#### [Work to complete]
Transcribe every entry word for word. Skip the pictures.

Rows from a figure dataset:
==========

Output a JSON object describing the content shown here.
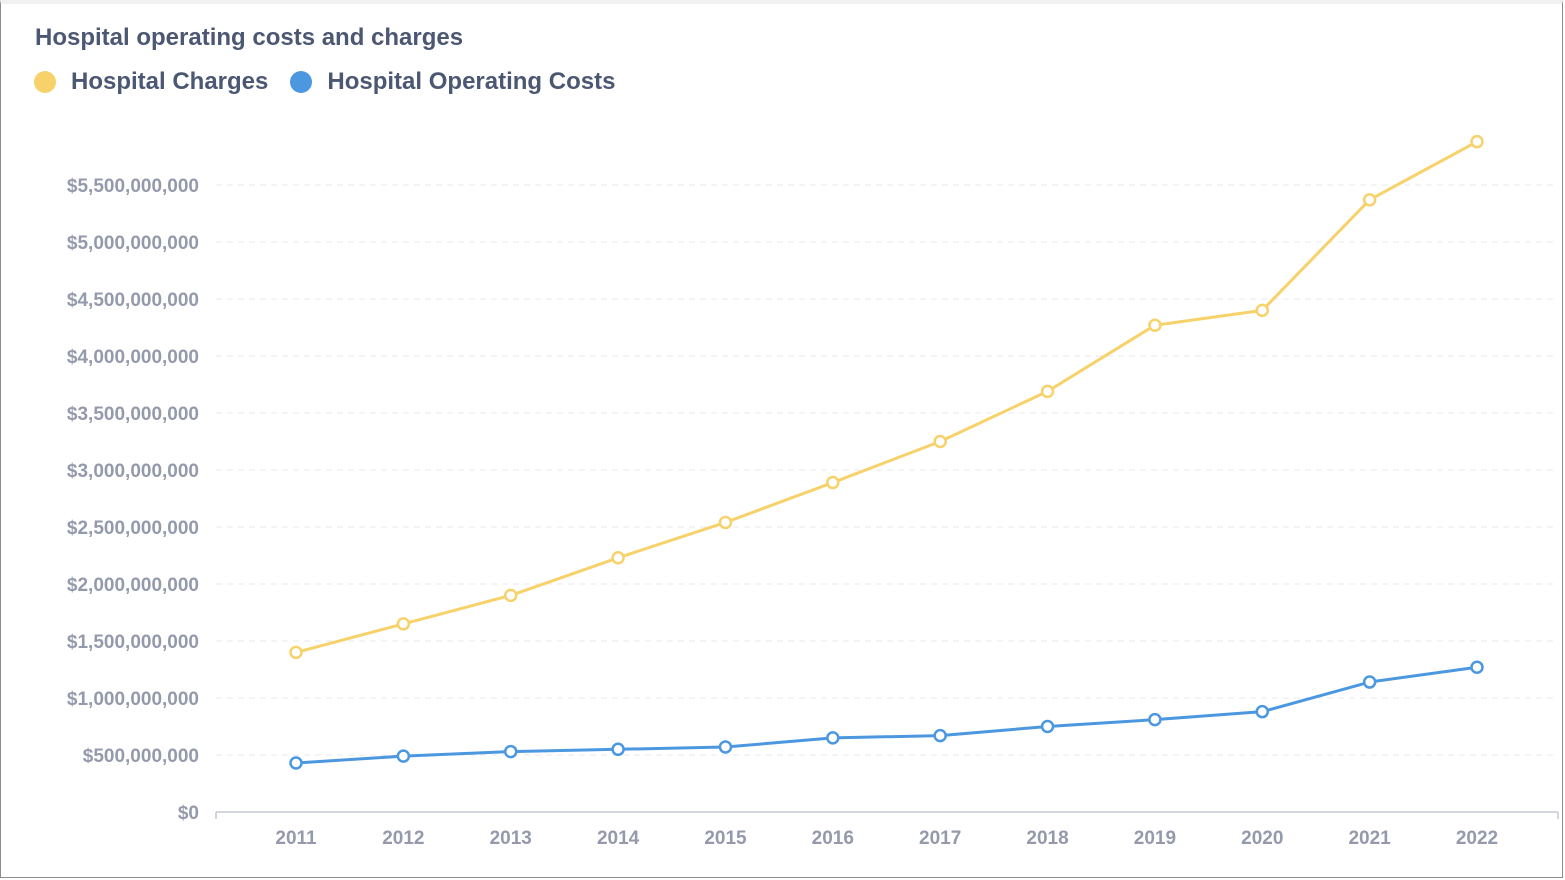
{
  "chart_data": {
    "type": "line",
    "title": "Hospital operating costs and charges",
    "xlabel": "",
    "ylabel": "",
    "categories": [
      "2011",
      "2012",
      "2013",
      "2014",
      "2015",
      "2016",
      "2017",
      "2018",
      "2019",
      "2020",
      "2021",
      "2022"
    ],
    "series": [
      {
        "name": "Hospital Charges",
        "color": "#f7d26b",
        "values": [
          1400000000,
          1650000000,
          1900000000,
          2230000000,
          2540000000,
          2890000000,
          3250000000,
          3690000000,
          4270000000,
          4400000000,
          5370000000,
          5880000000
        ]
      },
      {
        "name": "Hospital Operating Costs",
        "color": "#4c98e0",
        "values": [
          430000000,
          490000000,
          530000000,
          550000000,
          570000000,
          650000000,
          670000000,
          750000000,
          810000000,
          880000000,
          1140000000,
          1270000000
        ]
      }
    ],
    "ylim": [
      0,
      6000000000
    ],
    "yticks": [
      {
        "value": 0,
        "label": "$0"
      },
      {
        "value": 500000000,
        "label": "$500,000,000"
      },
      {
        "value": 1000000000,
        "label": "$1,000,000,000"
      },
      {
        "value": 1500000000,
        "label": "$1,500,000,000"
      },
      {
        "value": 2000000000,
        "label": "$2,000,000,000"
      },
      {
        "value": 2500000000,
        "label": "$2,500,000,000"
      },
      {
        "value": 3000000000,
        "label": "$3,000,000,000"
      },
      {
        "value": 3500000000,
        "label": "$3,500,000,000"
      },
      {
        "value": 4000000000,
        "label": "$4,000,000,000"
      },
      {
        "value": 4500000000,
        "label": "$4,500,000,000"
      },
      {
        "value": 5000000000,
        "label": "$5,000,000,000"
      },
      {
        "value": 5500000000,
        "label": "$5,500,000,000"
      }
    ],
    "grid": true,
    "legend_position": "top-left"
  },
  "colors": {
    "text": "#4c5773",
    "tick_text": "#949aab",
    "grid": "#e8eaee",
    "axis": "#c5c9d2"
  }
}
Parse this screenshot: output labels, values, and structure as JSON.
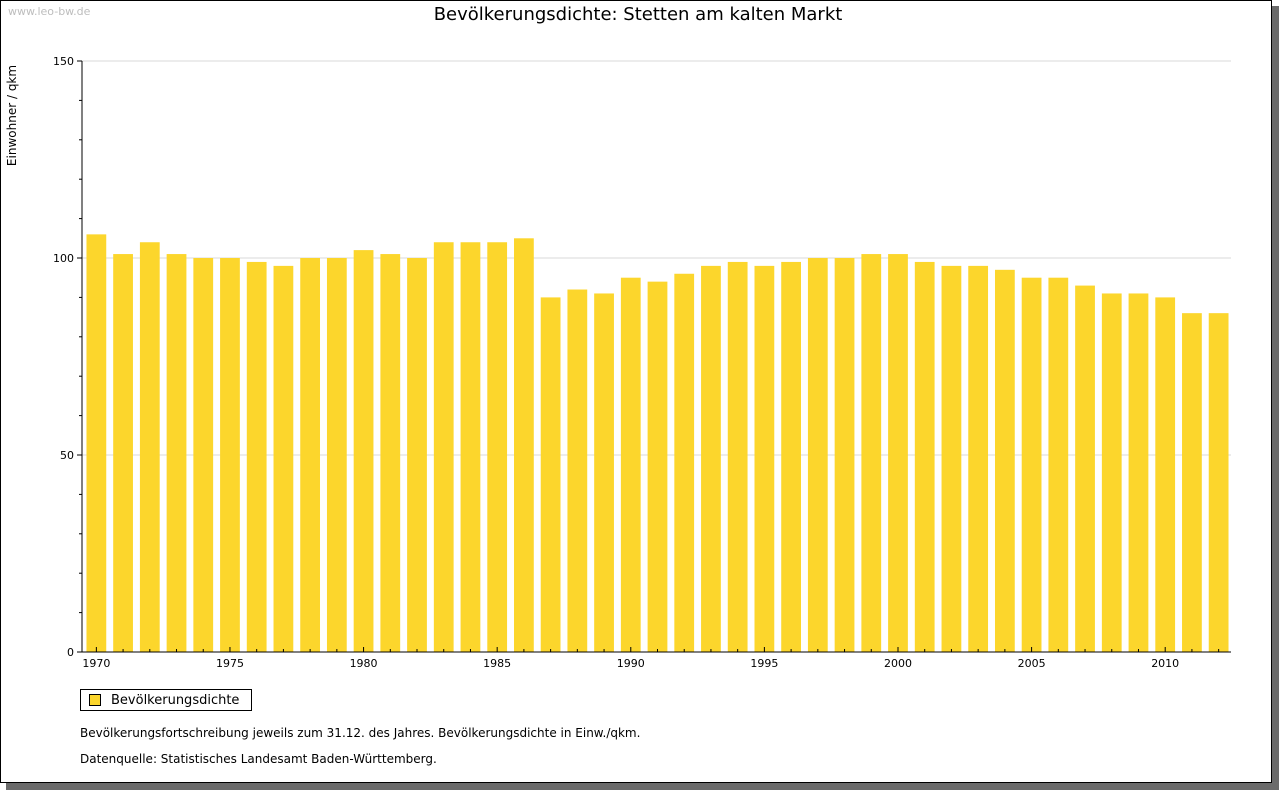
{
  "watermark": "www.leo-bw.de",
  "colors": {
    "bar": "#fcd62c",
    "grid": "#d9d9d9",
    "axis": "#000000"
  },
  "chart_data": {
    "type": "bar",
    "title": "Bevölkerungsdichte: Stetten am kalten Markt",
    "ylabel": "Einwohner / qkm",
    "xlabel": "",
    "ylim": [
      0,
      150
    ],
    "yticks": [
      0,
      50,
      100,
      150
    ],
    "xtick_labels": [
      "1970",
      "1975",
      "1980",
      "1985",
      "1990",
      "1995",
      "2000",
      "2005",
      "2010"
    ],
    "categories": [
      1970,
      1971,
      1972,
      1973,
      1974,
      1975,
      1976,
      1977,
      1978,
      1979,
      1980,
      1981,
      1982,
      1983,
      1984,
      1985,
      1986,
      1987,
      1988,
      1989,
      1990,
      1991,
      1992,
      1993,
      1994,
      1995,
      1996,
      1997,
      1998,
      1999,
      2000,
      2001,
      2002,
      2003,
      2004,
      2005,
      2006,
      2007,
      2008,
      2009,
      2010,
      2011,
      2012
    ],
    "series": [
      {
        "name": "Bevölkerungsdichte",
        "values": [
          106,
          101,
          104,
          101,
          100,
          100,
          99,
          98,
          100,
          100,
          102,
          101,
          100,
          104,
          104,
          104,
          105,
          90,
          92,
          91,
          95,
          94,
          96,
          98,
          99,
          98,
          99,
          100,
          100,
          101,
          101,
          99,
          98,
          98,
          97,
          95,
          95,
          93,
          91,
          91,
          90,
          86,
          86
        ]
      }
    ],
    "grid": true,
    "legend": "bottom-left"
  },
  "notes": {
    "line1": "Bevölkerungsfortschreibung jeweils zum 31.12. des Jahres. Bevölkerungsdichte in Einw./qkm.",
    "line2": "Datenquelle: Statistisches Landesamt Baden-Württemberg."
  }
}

==========

#### [Exercise solution]
Output a JSON object describing the content shown here.
{
  "chart_data": {
    "type": "line",
    "title": "Hospital operating costs and charges",
    "xlabel": "",
    "ylabel": "",
    "categories": [
      "2011",
      "2012",
      "2013",
      "2014",
      "2015",
      "2016",
      "2017",
      "2018",
      "2019",
      "2020",
      "2021",
      "2022"
    ],
    "series": [
      {
        "name": "Hospital Charges",
        "color": "#f7d26b",
        "values": [
          1400000000,
          1650000000,
          1900000000,
          2230000000,
          2540000000,
          2890000000,
          3250000000,
          3690000000,
          4270000000,
          4400000000,
          5370000000,
          5880000000
        ]
      },
      {
        "name": "Hospital Operating Costs",
        "color": "#4c98e0",
        "values": [
          430000000,
          490000000,
          530000000,
          550000000,
          570000000,
          650000000,
          670000000,
          750000000,
          810000000,
          880000000,
          1140000000,
          1270000000
        ]
      }
    ],
    "ylim": [
      0,
      6000000000
    ],
    "yticks": [
      {
        "value": 0,
        "label": "$0"
      },
      {
        "value": 500000000,
        "label": "$500,000,000"
      },
      {
        "value": 1000000000,
        "label": "$1,000,000,000"
      },
      {
        "value": 1500000000,
        "label": "$1,500,000,000"
      },
      {
        "value": 2000000000,
        "label": "$2,000,000,000"
      },
      {
        "value": 2500000000,
        "label": "$2,500,000,000"
      },
      {
        "value": 3000000000,
        "label": "$3,000,000,000"
      },
      {
        "value": 3500000000,
        "label": "$3,500,000,000"
      },
      {
        "value": 4000000000,
        "label": "$4,000,000,000"
      },
      {
        "value": 4500000000,
        "label": "$4,500,000,000"
      },
      {
        "value": 5000000000,
        "label": "$5,000,000,000"
      },
      {
        "value": 5500000000,
        "label": "$5,500,000,000"
      }
    ],
    "grid": true,
    "legend_position": "top-left"
  },
  "colors": {
    "text": "#4c5773",
    "tick_text": "#949aab",
    "grid": "#e8eaee",
    "axis": "#c5c9d2"
  }
}
Parse this screenshot: output labels, values, and structure as JSON.
{
  "watermark": "www.leo-bw.de",
  "colors": {
    "bar": "#fcd62c",
    "grid": "#d9d9d9",
    "axis": "#000000"
  },
  "chart_data": {
    "type": "bar",
    "title": "Bevölkerungsdichte: Stetten am kalten Markt",
    "ylabel": "Einwohner / qkm",
    "xlabel": "",
    "ylim": [
      0,
      150
    ],
    "yticks": [
      0,
      50,
      100,
      150
    ],
    "xtick_labels": [
      "1970",
      "1975",
      "1980",
      "1985",
      "1990",
      "1995",
      "2000",
      "2005",
      "2010"
    ],
    "categories": [
      1970,
      1971,
      1972,
      1973,
      1974,
      1975,
      1976,
      1977,
      1978,
      1979,
      1980,
      1981,
      1982,
      1983,
      1984,
      1985,
      1986,
      1987,
      1988,
      1989,
      1990,
      1991,
      1992,
      1993,
      1994,
      1995,
      1996,
      1997,
      1998,
      1999,
      2000,
      2001,
      2002,
      2003,
      2004,
      2005,
      2006,
      2007,
      2008,
      2009,
      2010,
      2011,
      2012
    ],
    "series": [
      {
        "name": "Bevölkerungsdichte",
        "values": [
          106,
          101,
          104,
          101,
          100,
          100,
          99,
          98,
          100,
          100,
          102,
          101,
          100,
          104,
          104,
          104,
          105,
          90,
          92,
          91,
          95,
          94,
          96,
          98,
          99,
          98,
          99,
          100,
          100,
          101,
          101,
          99,
          98,
          98,
          97,
          95,
          95,
          93,
          91,
          91,
          90,
          86,
          86
        ]
      }
    ],
    "grid": true,
    "legend": "bottom-left"
  },
  "notes": {
    "line1": "Bevölkerungsfortschreibung jeweils zum 31.12. des Jahres. Bevölkerungsdichte in Einw./qkm.",
    "line2": "Datenquelle: Statistisches Landesamt Baden-Württemberg."
  }
}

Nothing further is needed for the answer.